[WHAT YOU ARE ASKED TO DO]:
Determine the number of lines that contain the word "либо", then state that number and nothing more.

☆ ☆ ☆ ☆ ☆

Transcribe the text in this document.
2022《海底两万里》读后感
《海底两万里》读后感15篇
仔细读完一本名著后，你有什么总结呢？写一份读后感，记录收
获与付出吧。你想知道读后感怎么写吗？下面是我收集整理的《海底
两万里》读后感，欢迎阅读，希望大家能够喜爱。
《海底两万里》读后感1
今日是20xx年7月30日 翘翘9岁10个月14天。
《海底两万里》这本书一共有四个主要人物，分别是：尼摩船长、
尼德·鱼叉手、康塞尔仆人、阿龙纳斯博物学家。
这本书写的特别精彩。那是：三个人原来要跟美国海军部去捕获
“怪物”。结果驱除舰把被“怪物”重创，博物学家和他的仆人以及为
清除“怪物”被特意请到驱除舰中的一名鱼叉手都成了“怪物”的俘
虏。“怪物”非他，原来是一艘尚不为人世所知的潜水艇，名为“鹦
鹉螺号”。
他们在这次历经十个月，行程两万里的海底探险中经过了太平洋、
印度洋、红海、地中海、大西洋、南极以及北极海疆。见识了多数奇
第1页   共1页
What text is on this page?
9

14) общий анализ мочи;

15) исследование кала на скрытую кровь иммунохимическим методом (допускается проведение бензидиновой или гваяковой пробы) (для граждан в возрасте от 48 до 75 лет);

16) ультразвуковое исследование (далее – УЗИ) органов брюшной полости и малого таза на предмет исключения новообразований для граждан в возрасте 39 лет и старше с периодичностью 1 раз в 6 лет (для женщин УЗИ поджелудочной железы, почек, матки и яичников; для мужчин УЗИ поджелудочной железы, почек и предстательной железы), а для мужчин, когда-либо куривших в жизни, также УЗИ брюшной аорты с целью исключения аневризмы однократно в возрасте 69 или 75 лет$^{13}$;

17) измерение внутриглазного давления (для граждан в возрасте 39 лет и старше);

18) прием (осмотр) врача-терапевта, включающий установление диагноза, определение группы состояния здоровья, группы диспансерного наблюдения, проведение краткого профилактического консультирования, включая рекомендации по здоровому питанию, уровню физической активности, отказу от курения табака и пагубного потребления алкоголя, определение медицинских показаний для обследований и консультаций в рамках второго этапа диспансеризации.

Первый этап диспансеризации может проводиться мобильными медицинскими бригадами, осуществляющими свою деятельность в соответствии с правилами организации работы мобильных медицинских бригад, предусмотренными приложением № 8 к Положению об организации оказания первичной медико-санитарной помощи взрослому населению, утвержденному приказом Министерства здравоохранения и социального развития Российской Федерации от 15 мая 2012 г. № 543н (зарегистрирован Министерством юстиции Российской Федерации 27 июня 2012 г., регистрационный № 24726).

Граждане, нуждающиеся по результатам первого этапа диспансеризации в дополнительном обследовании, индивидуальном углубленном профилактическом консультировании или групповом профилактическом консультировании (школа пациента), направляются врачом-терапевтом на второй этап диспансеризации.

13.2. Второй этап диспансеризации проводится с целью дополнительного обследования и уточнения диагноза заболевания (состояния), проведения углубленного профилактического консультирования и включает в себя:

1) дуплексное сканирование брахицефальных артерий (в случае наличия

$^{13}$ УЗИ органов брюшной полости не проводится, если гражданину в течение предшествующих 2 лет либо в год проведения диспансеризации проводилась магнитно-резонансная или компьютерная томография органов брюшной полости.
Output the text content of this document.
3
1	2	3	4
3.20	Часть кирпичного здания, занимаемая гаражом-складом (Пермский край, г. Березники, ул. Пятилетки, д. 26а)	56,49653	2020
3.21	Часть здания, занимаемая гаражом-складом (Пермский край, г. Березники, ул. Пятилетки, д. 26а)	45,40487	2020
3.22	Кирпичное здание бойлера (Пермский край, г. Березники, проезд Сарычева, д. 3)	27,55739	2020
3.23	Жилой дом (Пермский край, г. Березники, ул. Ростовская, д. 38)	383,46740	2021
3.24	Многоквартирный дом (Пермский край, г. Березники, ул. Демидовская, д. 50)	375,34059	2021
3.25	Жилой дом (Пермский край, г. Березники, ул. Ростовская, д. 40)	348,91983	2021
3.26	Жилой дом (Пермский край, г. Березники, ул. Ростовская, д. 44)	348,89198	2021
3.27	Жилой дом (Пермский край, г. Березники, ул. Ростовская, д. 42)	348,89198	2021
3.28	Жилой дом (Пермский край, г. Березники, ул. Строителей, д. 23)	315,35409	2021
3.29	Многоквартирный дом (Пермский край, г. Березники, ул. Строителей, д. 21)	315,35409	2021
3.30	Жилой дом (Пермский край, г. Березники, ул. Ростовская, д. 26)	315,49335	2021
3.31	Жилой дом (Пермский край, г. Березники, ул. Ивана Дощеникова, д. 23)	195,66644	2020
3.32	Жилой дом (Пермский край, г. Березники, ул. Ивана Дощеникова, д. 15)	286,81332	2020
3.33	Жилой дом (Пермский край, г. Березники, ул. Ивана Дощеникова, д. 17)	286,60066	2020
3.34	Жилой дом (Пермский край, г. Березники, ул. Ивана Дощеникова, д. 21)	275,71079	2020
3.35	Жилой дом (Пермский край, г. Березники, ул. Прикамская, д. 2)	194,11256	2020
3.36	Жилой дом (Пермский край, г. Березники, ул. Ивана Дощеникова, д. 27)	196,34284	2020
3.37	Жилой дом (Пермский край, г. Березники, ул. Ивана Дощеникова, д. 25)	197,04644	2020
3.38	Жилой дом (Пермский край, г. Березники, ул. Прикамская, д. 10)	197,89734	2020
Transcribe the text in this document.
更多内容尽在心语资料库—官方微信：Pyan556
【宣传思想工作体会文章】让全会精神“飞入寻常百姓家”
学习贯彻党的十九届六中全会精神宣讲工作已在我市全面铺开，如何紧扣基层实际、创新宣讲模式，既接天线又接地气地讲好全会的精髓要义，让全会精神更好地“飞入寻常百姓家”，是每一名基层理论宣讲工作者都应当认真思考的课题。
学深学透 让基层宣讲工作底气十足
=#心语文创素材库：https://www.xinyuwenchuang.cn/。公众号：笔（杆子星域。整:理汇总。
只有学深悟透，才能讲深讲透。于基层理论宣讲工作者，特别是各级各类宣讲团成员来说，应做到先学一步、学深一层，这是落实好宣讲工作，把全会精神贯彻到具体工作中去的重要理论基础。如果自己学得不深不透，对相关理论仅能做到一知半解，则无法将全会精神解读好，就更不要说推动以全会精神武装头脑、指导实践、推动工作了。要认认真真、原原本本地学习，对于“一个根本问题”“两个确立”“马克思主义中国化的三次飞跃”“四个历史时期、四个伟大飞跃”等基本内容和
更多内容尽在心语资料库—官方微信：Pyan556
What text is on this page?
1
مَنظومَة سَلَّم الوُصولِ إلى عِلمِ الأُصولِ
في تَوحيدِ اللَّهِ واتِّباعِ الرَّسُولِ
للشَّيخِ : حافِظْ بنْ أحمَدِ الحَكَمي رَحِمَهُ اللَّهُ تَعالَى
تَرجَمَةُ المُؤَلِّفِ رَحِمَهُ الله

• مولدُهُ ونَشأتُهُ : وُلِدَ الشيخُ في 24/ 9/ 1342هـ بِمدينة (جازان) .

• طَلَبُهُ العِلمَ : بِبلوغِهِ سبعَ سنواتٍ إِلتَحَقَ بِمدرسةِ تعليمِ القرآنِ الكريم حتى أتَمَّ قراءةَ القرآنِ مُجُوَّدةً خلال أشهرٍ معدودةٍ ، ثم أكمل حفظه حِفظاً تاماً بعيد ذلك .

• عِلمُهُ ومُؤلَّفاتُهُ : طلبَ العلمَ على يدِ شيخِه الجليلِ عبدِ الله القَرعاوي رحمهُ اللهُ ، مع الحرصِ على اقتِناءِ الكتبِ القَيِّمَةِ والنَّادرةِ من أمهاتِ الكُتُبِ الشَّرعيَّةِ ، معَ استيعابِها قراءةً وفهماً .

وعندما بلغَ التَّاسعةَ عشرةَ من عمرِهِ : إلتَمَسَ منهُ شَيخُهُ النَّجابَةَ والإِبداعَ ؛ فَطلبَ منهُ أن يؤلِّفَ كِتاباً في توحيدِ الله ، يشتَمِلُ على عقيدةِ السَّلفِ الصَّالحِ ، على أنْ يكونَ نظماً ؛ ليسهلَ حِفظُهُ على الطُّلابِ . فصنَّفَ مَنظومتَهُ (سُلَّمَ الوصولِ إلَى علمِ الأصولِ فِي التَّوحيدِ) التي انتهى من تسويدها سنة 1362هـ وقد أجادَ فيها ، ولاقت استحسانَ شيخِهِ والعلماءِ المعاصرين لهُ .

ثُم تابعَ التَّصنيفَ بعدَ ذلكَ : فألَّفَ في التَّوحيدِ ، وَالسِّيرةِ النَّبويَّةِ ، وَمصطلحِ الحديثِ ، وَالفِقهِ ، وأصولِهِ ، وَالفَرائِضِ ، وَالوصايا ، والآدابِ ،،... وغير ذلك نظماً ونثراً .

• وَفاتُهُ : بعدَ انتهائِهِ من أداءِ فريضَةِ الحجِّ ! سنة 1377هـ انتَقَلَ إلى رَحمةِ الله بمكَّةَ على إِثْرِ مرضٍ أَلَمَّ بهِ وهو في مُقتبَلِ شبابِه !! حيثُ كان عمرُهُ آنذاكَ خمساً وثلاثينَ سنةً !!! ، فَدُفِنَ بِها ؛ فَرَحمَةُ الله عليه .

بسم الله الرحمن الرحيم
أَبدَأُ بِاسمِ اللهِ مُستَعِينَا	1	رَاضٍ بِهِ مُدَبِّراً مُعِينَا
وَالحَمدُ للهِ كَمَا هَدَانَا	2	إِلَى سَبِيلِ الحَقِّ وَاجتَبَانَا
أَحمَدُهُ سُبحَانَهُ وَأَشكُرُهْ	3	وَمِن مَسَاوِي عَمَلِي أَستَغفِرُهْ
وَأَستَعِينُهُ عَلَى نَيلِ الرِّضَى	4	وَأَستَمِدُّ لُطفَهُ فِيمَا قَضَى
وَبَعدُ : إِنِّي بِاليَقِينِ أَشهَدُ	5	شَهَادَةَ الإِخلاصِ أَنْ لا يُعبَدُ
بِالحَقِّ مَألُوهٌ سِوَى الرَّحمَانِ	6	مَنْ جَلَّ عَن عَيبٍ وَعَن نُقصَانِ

☆ ☆ ☆ ☆ ☆

[FULL SOLUTION]:
2